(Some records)
* * * * *

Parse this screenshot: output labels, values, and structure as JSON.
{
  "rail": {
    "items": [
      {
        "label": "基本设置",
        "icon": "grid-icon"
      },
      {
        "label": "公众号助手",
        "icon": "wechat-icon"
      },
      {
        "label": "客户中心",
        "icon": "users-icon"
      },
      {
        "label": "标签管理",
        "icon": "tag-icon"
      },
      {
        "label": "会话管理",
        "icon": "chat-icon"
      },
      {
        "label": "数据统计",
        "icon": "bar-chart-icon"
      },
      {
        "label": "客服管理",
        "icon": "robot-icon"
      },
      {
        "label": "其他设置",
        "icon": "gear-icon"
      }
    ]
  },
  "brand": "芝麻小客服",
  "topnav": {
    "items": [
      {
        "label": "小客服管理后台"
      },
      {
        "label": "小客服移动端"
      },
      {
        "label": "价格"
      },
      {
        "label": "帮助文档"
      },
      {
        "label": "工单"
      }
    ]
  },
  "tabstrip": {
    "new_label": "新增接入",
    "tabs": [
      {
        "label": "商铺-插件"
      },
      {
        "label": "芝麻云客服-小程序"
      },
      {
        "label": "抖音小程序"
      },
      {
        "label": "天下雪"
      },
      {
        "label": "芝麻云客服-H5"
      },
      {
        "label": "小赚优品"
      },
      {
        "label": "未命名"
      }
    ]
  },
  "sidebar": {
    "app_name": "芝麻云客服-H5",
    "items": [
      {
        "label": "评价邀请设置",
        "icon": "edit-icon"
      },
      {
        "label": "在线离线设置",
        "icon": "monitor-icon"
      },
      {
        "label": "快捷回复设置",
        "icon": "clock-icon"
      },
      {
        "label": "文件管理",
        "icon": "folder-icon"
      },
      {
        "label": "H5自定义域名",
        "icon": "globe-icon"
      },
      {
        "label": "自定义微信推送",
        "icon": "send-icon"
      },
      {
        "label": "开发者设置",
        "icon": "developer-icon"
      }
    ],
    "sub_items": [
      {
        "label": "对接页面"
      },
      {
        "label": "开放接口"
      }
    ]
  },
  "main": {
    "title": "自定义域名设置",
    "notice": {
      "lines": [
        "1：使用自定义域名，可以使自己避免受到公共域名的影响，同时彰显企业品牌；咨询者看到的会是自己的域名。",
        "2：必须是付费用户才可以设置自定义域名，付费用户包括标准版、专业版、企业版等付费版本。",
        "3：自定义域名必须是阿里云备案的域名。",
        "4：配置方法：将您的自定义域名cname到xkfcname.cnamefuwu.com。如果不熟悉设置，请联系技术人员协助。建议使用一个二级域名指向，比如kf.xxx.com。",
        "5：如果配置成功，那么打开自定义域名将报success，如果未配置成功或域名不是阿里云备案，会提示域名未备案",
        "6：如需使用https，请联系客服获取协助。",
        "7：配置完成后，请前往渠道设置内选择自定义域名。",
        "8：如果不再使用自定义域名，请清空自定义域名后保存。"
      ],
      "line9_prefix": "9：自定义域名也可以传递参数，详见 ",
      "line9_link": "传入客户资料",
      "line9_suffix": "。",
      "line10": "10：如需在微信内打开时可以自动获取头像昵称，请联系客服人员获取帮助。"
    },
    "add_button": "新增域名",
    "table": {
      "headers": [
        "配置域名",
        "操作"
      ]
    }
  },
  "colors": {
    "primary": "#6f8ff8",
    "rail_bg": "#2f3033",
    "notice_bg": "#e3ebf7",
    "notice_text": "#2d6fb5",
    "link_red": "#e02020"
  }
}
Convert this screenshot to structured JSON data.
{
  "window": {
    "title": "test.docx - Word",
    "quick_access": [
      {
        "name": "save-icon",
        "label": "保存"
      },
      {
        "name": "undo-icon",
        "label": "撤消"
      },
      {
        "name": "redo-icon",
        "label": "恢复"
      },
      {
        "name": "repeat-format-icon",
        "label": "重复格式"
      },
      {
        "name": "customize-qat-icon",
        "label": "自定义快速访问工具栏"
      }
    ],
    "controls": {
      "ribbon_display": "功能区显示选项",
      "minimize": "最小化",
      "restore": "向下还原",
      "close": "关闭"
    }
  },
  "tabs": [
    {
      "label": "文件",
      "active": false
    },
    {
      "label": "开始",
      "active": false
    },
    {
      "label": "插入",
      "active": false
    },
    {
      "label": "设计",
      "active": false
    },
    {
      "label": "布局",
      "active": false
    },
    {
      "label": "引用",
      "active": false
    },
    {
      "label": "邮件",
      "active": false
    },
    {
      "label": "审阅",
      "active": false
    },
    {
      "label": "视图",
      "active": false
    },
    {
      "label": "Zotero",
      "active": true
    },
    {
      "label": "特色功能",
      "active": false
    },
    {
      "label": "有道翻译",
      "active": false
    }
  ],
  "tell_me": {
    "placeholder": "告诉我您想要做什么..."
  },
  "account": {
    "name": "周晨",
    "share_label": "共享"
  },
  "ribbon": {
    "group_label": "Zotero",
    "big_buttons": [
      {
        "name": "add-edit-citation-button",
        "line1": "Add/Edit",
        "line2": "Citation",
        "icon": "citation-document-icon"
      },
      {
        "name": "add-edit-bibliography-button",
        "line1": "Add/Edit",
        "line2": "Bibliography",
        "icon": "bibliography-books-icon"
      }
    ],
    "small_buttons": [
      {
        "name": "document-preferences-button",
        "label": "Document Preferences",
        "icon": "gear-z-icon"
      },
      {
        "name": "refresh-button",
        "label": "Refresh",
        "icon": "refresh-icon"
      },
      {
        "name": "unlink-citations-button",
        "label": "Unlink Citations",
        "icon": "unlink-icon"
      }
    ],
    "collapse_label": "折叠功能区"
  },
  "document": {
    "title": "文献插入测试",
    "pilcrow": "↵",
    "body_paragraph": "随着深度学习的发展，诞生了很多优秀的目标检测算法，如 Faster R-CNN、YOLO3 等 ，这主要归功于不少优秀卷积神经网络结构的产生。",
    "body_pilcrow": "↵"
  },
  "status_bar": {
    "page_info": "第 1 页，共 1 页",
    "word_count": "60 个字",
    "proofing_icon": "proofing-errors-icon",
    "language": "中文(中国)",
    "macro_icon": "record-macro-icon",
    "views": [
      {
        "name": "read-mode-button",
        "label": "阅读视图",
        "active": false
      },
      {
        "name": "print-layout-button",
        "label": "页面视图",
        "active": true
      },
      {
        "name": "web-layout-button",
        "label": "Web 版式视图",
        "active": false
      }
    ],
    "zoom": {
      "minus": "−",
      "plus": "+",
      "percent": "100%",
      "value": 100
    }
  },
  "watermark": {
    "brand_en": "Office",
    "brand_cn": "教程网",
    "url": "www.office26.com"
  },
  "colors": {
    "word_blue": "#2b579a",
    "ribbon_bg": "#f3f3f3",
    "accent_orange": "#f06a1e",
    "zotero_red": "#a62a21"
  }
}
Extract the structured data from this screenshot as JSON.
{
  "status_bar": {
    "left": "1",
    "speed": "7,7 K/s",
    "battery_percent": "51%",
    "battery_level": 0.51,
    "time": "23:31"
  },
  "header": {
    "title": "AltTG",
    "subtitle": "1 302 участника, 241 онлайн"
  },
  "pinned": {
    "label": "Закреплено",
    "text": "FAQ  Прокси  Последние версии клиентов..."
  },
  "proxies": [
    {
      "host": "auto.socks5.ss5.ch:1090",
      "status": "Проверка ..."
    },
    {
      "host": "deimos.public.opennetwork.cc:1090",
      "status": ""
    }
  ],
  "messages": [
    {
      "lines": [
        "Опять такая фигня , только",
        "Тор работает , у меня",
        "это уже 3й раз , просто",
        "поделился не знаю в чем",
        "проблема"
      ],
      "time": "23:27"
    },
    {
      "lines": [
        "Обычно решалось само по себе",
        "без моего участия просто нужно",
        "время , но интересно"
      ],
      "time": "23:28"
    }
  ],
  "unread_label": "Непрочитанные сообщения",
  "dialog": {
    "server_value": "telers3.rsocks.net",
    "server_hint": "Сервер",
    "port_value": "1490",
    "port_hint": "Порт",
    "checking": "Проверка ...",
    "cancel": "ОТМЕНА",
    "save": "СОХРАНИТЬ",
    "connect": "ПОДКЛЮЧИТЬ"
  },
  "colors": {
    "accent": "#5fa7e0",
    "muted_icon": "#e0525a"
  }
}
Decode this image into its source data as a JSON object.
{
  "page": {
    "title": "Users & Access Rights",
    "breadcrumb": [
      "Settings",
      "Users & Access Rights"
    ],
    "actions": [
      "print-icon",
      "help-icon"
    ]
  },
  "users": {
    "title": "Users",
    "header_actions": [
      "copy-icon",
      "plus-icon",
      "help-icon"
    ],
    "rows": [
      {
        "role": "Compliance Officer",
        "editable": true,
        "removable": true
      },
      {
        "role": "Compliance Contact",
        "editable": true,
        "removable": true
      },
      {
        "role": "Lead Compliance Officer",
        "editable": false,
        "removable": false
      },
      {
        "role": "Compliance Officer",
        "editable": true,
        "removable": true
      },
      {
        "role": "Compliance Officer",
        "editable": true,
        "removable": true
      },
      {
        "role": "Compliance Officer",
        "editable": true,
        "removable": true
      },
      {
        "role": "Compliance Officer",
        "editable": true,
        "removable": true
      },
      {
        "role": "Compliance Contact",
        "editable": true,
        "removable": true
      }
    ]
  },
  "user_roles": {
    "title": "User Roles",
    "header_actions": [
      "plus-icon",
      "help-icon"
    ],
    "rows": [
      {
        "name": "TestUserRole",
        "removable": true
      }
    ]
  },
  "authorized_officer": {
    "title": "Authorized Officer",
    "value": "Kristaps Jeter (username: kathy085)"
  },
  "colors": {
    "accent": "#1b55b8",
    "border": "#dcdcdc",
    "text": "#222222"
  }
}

* * * * *

Short task:
Give the number of lines containing the word "host". No other answer is needed.

Full output:
2